By admin Published: May 11, 2011

I was thinking about "Dancing With the Stars" this week that we may be past the point where individual performances matter, because all the voters have made up their minds and it's just going to be a case of how much they can support their favorites. And that's even more likely with "American Idol," where the final four performers have undoubtedly built constituencies that won't be swayed by a single song, good or bad. It's happened before, after all. But the performances go on, and after the jump I have some notes on the vocals, the perils of trying to judge at this late date and how that can bring out one performer's inner snottiness. ...

This was a two-tiered program; originally announced as involving the songs of Leiber & Stoller, it instead proved to be (a) songs that inspire the performers and then (b) Leiber & Stoller, with the latter mentored by Lady Gaga. Yes. The result was an odd set of performances, with James the only singer with two solid performances -- and even he could have made better song choices.

James's inspirational song was "Don't Stop Believin'." He did it very, very well -- but it's "Don't Stop Believin'." Pre-"Glee," this would have been a little less irksome, but tonight it just felt like a replay of something overly obvious. His Leiber/Stoller song, "Love Potion No. 9," was problematic for me because I love the Clovers' version -- and James's retooling it for his more metallic inclinations was only moderately interesting until the end, when it appeared that he had managed a transplant of the soul and voice of Robert Plant at his most dramatic. So big points for that.

Haley's inspirational tune was Michael Jackson's "The Earth Song." Horrible choice. Not a good song to begin with, and Haley spent about half of it hollering -- not singing -- over the backing choir. It was not good, and two of the judges, Jennifer and Randy, sensed that. Jennifer tried to be gentle, focusing her comments on song choice without ever actually saying Haley had done badly. But you could see a certain irritation creep into Haley's expression. And that expression moved fully into swallowed-a-pickle when Randy was specifically critical about the yelling. Haley disagreed. Randy countered. Haley became even more irritated. Tyler, the New Paula, jumped to Haley's defense. To me, she, both then and in her backstage comments, came off as an argumentative little snot.

I don't know how this will play with viewers. Usually, a contestant who argued with the judge found it not beneficial in the long run -- but we don't have a very long run left. But I do know that Haley's reaction has to be blamed in part on the kinder-gentler approach to judging this year (in short, the absence of a Simon) which makes even the mildest criticism surprising. And when you have someone like Haley, who clearly thinks she is just precious as hell, then the criticism will seem even more offensive to the singer. And possibly to the audience. I still think she was hollering.

Records in a dataset

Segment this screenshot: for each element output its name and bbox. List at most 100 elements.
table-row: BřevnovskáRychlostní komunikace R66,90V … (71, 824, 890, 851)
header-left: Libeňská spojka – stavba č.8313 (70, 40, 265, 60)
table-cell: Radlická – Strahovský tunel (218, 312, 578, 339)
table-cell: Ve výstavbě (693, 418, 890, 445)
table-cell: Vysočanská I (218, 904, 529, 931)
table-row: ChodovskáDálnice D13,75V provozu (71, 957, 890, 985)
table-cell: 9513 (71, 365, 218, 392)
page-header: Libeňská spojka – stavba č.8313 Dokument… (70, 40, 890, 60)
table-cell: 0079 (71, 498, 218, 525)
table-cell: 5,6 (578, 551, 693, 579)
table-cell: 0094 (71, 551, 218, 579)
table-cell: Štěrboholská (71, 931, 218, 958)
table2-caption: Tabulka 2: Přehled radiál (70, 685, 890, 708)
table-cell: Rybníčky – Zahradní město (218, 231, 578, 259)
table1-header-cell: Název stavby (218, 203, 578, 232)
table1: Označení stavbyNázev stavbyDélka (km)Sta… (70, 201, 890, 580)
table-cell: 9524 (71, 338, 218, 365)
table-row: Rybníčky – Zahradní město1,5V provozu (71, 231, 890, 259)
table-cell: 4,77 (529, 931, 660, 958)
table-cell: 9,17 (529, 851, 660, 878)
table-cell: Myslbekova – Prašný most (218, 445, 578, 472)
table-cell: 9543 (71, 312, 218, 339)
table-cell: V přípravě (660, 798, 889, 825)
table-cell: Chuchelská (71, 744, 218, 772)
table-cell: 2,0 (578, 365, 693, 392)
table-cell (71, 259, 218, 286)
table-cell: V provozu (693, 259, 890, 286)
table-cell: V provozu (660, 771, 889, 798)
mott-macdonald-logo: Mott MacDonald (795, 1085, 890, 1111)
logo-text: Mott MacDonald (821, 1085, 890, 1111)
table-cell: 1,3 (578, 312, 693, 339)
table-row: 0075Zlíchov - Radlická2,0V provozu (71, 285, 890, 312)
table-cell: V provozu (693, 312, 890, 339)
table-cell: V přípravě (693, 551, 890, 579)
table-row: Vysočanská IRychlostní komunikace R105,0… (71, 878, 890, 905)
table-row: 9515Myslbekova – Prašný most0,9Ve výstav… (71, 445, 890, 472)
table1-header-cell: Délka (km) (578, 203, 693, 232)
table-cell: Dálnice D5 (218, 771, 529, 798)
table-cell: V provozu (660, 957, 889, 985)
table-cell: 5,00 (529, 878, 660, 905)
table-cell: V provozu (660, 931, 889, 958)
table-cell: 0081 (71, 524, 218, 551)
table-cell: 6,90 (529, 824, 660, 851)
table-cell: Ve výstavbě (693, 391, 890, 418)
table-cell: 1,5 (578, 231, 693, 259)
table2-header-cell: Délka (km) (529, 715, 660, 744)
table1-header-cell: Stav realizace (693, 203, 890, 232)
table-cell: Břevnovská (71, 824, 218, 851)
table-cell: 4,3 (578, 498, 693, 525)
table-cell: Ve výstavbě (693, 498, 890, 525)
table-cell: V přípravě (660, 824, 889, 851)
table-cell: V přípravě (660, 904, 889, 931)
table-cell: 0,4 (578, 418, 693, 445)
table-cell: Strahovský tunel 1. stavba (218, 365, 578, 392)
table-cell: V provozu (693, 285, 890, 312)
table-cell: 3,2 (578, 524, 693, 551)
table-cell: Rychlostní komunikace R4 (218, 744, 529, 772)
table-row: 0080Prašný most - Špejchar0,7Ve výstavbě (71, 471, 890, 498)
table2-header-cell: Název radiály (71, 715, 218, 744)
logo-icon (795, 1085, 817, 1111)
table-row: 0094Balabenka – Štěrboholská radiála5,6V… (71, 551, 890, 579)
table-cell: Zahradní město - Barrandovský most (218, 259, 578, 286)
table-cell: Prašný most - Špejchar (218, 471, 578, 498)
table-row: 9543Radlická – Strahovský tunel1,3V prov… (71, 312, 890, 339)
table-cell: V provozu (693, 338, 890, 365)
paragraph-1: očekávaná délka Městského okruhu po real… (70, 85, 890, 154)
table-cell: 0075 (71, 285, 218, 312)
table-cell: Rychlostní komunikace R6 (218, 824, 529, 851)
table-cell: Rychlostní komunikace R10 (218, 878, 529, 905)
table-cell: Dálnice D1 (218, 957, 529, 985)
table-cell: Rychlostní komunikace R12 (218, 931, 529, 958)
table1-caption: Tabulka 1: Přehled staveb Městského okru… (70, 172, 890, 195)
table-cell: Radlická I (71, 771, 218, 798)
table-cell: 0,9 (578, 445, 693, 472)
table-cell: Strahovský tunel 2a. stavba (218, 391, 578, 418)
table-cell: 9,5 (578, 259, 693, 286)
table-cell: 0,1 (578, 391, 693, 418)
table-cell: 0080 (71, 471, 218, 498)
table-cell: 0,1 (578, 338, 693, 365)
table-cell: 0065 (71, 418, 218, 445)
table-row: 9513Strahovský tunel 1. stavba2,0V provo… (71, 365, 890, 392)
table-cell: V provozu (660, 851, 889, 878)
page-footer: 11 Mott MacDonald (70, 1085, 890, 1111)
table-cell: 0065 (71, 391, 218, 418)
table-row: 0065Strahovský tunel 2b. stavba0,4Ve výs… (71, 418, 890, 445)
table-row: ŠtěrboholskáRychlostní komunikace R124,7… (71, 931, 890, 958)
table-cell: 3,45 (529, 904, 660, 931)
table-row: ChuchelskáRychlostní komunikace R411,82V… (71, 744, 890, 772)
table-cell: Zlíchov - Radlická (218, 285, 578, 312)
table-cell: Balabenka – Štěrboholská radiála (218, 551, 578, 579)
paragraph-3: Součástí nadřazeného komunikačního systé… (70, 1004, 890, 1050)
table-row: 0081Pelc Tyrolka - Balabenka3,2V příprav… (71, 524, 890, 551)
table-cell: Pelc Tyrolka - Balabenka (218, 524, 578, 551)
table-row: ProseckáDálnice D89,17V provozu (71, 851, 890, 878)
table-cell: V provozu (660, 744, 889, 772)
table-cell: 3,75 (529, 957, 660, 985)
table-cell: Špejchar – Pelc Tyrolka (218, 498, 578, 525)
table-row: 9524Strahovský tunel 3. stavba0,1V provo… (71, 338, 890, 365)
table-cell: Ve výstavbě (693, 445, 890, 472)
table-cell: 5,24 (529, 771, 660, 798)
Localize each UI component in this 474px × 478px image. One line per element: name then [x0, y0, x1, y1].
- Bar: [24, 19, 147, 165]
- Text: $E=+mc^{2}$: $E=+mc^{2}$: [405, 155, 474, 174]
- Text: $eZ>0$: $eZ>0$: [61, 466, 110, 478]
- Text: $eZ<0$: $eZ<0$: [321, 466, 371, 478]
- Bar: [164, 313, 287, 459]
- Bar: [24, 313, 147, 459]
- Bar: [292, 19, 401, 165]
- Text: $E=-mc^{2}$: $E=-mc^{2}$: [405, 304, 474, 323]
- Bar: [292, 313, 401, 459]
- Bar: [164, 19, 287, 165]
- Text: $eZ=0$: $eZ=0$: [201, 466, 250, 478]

Work required
Edit the part of the recap starting with "This was a two-tiered" and going on through "better song choices." so that "two-tiered" reads "two-part", and give that part in full. Answer using the recap alone.

Solution to the problem
This was a two-part program; originally announced as involving the songs of Leiber & Stoller, it instead proved to be (a) songs that inspire the performers and then (b) Leiber & Stoller, with the latter mentored by Lady Gaga. Yes. The result was an odd set of performances, with James the only singer with two solid performances -- and even he could have made better song choices.